→ Entries supplied
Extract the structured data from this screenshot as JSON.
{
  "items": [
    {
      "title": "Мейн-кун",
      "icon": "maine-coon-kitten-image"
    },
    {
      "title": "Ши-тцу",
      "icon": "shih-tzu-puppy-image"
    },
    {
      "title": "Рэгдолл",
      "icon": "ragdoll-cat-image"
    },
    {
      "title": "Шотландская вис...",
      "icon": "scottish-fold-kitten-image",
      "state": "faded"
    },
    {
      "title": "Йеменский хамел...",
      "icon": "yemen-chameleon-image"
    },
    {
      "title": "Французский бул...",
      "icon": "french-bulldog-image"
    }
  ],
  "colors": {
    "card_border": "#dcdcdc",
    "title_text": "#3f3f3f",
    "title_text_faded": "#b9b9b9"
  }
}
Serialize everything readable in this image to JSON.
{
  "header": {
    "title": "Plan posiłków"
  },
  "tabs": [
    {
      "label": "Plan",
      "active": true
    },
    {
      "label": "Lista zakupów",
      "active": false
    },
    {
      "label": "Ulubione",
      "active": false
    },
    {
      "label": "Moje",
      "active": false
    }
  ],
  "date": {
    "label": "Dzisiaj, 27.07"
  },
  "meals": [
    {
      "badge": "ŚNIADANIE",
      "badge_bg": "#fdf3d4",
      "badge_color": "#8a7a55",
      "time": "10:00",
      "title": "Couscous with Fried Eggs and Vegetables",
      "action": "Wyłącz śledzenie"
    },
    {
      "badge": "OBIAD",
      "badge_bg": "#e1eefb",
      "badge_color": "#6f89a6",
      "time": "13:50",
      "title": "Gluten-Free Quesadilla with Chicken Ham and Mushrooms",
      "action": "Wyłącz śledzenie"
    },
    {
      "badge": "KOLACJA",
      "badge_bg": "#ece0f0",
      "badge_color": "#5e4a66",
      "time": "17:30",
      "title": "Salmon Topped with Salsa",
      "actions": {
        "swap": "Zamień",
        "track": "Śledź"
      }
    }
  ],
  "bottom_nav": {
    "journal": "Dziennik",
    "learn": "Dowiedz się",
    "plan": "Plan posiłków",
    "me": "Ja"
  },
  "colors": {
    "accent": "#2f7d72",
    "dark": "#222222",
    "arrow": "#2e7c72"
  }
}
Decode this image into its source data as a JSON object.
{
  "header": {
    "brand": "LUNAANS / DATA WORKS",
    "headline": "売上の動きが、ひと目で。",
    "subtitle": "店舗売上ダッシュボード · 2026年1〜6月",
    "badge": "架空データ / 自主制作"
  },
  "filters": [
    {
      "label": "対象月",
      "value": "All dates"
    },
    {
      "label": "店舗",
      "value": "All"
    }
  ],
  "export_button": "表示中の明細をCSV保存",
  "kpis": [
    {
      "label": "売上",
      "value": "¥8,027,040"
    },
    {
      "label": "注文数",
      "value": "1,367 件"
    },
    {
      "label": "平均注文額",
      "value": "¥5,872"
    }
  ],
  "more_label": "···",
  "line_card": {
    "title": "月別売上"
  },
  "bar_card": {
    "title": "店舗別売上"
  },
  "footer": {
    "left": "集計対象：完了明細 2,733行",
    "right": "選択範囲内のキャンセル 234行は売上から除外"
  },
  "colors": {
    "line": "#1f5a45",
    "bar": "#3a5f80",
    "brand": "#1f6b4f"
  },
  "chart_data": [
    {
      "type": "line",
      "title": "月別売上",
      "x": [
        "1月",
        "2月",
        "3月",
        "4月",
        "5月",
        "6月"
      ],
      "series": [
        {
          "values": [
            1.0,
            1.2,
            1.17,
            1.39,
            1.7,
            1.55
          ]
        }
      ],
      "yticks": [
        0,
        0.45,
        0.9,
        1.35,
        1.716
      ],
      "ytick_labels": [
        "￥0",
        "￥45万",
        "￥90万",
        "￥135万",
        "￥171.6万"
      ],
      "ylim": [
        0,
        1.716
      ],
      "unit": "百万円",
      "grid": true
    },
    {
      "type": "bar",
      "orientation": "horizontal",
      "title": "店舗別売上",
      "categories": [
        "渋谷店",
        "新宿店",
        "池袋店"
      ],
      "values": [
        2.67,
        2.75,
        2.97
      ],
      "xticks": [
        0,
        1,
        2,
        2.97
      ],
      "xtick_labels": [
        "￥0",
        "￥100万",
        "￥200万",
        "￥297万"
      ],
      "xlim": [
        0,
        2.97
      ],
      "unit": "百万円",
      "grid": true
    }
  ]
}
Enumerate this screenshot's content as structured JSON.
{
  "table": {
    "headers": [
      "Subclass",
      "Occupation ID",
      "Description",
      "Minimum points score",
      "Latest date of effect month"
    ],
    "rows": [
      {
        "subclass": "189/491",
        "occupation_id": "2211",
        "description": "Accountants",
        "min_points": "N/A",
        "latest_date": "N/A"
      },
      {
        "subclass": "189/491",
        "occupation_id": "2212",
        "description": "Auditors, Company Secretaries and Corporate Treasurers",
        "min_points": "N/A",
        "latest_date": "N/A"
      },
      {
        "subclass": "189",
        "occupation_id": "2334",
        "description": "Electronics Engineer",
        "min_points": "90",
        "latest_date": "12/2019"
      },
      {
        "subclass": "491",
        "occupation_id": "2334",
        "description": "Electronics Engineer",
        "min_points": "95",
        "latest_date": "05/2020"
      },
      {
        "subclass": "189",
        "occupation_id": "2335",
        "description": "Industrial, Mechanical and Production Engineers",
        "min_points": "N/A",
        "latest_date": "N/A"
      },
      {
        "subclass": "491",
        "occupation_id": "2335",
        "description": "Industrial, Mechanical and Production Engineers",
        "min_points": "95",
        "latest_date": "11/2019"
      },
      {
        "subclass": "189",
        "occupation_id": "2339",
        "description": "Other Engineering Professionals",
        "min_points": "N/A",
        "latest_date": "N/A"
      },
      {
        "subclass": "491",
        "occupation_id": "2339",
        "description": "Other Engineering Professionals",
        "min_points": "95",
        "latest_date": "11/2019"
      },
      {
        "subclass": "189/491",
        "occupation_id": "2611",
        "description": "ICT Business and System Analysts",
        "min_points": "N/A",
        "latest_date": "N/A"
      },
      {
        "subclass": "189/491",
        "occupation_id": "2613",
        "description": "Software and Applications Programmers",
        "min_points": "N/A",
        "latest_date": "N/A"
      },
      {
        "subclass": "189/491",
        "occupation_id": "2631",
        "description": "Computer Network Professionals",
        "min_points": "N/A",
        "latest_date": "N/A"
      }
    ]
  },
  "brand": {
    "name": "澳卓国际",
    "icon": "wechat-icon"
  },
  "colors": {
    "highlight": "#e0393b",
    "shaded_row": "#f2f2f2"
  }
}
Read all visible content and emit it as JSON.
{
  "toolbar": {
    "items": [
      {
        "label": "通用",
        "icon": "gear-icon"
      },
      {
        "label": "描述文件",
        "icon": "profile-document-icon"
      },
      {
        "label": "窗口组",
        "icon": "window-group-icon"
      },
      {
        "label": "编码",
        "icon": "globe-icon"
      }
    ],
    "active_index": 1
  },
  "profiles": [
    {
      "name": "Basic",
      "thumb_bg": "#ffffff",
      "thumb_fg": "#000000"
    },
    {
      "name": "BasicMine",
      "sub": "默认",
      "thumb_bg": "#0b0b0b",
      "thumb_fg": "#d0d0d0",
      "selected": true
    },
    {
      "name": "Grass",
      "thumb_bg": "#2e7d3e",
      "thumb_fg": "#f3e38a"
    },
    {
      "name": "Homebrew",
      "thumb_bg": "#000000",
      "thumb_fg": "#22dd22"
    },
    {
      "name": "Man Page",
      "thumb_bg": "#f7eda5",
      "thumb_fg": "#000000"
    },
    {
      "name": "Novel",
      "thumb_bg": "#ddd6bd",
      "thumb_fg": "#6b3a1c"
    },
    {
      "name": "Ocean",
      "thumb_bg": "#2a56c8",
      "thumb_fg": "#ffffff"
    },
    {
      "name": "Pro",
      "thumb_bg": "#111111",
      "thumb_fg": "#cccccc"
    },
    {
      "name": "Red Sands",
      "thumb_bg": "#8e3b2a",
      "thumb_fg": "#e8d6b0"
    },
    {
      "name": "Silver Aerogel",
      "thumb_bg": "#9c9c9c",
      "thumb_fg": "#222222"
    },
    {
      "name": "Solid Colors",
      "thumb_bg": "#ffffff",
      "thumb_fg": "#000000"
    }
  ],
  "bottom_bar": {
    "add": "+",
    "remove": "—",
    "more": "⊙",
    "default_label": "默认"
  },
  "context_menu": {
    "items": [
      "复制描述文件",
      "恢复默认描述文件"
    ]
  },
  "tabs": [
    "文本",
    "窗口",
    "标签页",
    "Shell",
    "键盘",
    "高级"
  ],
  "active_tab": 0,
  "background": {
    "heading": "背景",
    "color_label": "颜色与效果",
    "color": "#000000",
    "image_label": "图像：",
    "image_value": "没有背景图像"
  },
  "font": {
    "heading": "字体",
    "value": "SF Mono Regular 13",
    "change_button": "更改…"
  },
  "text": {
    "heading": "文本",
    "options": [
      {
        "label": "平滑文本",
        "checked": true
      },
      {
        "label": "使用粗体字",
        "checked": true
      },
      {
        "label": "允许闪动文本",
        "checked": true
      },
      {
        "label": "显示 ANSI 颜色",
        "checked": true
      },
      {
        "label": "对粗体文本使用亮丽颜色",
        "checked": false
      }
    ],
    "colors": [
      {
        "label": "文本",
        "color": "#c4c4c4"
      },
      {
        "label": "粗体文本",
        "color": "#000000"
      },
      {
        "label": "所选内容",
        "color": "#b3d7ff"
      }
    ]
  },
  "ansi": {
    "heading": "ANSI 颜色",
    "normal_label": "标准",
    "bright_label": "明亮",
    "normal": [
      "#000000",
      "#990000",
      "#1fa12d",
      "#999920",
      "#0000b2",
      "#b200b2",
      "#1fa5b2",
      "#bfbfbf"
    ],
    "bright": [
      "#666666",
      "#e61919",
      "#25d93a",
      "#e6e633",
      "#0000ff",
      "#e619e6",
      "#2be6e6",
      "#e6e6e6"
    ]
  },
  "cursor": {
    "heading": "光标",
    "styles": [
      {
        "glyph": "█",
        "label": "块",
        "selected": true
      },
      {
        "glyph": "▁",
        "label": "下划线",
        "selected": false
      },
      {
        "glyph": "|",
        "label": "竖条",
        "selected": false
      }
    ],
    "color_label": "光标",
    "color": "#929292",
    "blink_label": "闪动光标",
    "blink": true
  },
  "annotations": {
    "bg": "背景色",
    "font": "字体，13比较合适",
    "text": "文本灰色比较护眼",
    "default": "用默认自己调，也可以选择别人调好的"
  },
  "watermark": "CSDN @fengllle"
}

→ Brief
Copy each line of the listing that holds the word "brand".

→ Answer in full
    "brand": "LUNAANS / DATA WORKS",
    "brand": "#1f6b4f"
  "brand": {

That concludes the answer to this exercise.